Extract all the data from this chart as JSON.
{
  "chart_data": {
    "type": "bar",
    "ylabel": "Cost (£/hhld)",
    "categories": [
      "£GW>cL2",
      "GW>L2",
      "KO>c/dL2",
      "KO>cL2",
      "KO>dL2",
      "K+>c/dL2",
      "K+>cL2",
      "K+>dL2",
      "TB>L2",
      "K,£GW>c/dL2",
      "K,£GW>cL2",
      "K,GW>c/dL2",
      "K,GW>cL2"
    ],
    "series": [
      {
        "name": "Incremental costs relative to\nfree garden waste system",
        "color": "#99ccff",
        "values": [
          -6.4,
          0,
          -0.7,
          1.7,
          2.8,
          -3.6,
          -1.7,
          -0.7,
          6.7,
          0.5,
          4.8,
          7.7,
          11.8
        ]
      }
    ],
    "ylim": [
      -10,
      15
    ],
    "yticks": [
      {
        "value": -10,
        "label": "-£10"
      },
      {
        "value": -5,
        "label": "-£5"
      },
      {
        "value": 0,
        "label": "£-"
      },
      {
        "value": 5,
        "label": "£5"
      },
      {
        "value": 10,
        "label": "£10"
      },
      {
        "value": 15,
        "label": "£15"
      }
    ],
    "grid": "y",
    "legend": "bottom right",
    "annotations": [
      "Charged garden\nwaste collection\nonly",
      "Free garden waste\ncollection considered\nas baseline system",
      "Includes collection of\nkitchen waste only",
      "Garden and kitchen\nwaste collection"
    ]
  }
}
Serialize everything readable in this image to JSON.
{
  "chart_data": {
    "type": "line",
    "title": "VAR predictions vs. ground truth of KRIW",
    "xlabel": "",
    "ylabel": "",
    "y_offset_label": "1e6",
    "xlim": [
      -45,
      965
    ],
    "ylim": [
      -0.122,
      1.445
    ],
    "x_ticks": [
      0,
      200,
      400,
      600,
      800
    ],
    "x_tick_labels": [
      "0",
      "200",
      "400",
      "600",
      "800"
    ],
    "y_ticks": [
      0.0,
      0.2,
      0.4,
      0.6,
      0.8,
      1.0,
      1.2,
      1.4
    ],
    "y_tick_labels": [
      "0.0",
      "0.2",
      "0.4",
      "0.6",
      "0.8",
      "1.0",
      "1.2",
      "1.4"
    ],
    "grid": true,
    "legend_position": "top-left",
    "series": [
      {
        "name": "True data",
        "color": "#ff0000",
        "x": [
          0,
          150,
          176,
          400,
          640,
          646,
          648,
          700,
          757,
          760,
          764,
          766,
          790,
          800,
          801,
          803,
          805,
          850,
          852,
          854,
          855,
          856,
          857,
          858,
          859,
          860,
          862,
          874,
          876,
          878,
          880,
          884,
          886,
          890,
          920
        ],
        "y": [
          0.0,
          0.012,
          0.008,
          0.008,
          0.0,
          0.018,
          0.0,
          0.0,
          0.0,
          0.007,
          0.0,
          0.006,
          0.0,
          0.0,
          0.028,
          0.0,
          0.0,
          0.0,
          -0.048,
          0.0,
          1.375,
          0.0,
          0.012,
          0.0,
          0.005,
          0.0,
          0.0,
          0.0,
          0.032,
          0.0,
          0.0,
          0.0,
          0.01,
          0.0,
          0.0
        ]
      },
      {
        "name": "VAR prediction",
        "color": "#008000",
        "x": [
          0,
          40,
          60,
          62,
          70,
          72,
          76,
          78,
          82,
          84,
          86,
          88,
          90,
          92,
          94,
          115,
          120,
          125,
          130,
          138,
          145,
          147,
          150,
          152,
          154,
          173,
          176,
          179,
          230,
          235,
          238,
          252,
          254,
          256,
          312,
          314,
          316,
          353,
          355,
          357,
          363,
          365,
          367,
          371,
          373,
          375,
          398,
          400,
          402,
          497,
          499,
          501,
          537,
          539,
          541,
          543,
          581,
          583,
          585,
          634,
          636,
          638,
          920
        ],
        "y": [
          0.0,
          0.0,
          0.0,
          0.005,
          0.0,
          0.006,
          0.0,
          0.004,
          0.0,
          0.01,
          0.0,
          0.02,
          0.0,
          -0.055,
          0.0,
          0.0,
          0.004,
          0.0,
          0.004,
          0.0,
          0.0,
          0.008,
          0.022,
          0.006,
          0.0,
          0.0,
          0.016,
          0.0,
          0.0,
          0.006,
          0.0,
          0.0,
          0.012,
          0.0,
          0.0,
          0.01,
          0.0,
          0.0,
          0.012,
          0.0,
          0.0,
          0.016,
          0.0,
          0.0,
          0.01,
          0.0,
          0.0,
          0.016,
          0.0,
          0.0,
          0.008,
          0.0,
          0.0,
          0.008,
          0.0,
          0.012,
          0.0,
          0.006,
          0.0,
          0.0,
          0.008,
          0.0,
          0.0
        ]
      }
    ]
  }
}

----

• REQUEST
All of the entries above should be written out again exactly.

• TASK ANSWER
Extract all the data from this chart as JSON.
{
  "chart_data": {
    "type": "bar",
    "ylabel": "Cost (£/hhld)",
    "categories": [
      "£GW>cL2",
      "GW>L2",
      "KO>c/dL2",
      "KO>cL2",
      "KO>dL2",
      "K+>c/dL2",
      "K+>cL2",
      "K+>dL2",
      "TB>L2",
      "K,£GW>c/dL2",
      "K,£GW>cL2",
      "K,GW>c/dL2",
      "K,GW>cL2"
    ],
    "series": [
      {
        "name": "Incremental costs relative to\nfree garden waste system",
        "color": "#99ccff",
        "values": [
          -6.4,
          0,
          -0.7,
          1.7,
          2.8,
          -3.6,
          -1.7,
          -0.7,
          6.7,
          0.5,
          4.8,
          7.7,
          11.8
        ]
      }
    ],
    "ylim": [
      -10,
      15
    ],
    "yticks": [
      {
        "value": -10,
        "label": "-£10"
      },
      {
        "value": -5,
        "label": "-£5"
      },
      {
        "value": 0,
        "label": "£-"
      },
      {
        "value": 5,
        "label": "£5"
      },
      {
        "value": 10,
        "label": "£10"
      },
      {
        "value": 15,
        "label": "£15"
      }
    ],
    "grid": "y",
    "legend": "bottom right",
    "annotations": [
      "Charged garden\nwaste collection\nonly",
      "Free garden waste\ncollection considered\nas baseline system",
      "Includes collection of\nkitchen waste only",
      "Garden and kitchen\nwaste collection"
    ]
  }
}
Serialize everything readable in this image to JSON.
{
  "chart_data": {
    "type": "line",
    "title": "VAR predictions vs. ground truth of KRIW",
    "xlabel": "",
    "ylabel": "",
    "y_offset_label": "1e6",
    "xlim": [
      -45,
      965
    ],
    "ylim": [
      -0.122,
      1.445
    ],
    "x_ticks": [
      0,
      200,
      400,
      600,
      800
    ],
    "x_tick_labels": [
      "0",
      "200",
      "400",
      "600",
      "800"
    ],
    "y_ticks": [
      0.0,
      0.2,
      0.4,
      0.6,
      0.8,
      1.0,
      1.2,
      1.4
    ],
    "y_tick_labels": [
      "0.0",
      "0.2",
      "0.4",
      "0.6",
      "0.8",
      "1.0",
      "1.2",
      "1.4"
    ],
    "grid": true,
    "legend_position": "top-left",
    "series": [
      {
        "name": "True data",
        "color": "#ff0000",
        "x": [
          0,
          150,
          176,
          400,
          640,
          646,
          648,
          700,
          757,
          760,
          764,
          766,
          790,
          800,
          801,
          803,
          805,
          850,
          852,
          854,
          855,
          856,
          857,
          858,
          859,
          860,
          862,
          874,
          876,
          878,
          880,
          884,
          886,
          890,
          920
        ],
        "y": [
          0.0,
          0.012,
          0.008,
          0.008,
          0.0,
          0.018,
          0.0,
          0.0,
          0.0,
          0.007,
          0.0,
          0.006,
          0.0,
          0.0,
          0.028,
          0.0,
          0.0,
          0.0,
          -0.048,
          0.0,
          1.375,
          0.0,
          0.012,
          0.0,
          0.005,
          0.0,
          0.0,
          0.0,
          0.032,
          0.0,
          0.0,
          0.0,
          0.01,
          0.0,
          0.0
        ]
      },
      {
        "name": "VAR prediction",
        "color": "#008000",
        "x": [
          0,
          40,
          60,
          62,
          70,
          72,
          76,
          78,
          82,
          84,
          86,
          88,
          90,
          92,
          94,
          115,
          120,
          125,
          130,
          138,
          145,
          147,
          150,
          152,
          154,
          173,
          176,
          179,
          230,
          235,
          238,
          252,
          254,
          256,
          312,
          314,
          316,
          353,
          355,
          357,
          363,
          365,
          367,
          371,
          373,
          375,
          398,
          400,
          402,
          497,
          499,
          501,
          537,
          539,
          541,
          543,
          581,
          583,
          585,
          634,
          636,
          638,
          920
        ],
        "y": [
          0.0,
          0.0,
          0.0,
          0.005,
          0.0,
          0.006,
          0.0,
          0.004,
          0.0,
          0.01,
          0.0,
          0.02,
          0.0,
          -0.055,
          0.0,
          0.0,
          0.004,
          0.0,
          0.004,
          0.0,
          0.0,
          0.008,
          0.022,
          0.006,
          0.0,
          0.0,
          0.016,
          0.0,
          0.0,
          0.006,
          0.0,
          0.0,
          0.012,
          0.0,
          0.0,
          0.01,
          0.0,
          0.0,
          0.012,
          0.0,
          0.0,
          0.016,
          0.0,
          0.0,
          0.01,
          0.0,
          0.0,
          0.016,
          0.0,
          0.0,
          0.008,
          0.0,
          0.0,
          0.008,
          0.0,
          0.012,
          0.0,
          0.006,
          0.0,
          0.0,
          0.008,
          0.0,
          0.0
        ]
      }
    ]
  }
}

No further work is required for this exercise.